DATASET EXTRACT:

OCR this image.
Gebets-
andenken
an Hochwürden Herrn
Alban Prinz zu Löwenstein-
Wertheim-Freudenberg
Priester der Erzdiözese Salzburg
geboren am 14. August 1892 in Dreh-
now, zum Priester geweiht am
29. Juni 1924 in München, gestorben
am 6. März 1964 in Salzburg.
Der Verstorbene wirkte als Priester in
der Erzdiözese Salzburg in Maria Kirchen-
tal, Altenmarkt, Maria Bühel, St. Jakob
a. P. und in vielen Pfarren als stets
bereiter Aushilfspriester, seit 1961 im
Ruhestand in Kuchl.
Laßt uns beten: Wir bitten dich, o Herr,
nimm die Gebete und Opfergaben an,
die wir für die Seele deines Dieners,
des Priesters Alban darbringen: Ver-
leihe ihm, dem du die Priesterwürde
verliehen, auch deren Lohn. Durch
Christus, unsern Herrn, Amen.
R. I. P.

...

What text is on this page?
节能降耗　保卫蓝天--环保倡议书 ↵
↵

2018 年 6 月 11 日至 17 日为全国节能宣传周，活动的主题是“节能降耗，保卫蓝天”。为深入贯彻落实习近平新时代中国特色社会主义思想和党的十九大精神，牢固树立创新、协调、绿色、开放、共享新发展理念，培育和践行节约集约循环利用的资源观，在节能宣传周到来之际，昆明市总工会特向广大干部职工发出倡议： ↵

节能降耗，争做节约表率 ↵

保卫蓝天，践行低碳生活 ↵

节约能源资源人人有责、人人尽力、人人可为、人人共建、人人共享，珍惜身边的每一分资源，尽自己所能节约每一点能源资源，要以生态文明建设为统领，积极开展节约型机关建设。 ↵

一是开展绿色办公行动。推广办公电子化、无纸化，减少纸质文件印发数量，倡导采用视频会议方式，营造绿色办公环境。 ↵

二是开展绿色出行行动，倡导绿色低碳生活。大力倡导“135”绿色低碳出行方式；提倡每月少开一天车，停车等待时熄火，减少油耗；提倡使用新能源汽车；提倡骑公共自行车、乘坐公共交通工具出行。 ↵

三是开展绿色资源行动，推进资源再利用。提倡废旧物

---

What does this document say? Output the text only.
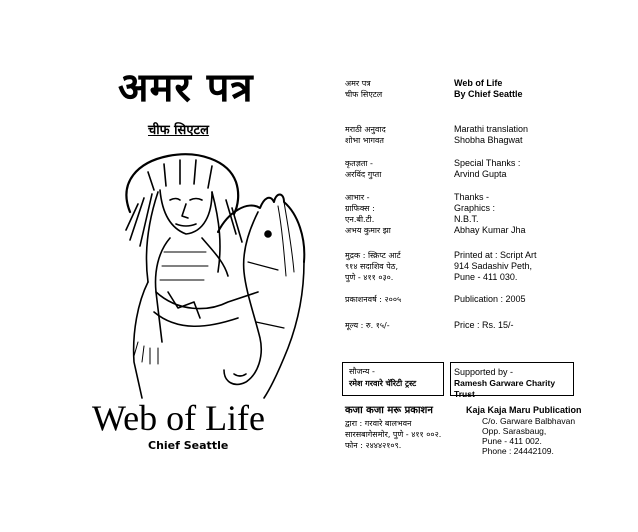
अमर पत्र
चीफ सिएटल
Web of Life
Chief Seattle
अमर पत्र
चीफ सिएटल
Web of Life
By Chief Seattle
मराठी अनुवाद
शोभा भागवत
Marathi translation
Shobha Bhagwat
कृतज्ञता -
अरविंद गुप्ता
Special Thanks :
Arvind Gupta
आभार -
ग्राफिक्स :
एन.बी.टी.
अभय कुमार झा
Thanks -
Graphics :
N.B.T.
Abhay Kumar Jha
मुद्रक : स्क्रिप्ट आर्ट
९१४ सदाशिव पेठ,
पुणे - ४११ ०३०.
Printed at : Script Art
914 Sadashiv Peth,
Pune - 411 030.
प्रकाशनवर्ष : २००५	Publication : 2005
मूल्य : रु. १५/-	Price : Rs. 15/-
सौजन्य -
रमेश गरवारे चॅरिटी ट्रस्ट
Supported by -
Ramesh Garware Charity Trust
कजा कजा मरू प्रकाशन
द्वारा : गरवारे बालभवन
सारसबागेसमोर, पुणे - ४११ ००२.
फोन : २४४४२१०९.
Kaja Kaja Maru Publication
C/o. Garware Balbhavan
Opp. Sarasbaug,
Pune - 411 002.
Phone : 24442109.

WHAT IS BEING ASKED: Lines that hold the word "Herrn" are the ones to return, every one of them.

RESPONSE FOR THIS EXERCISE:
an Hochwürden Herrn
Christus, unsern Herrn, Amen.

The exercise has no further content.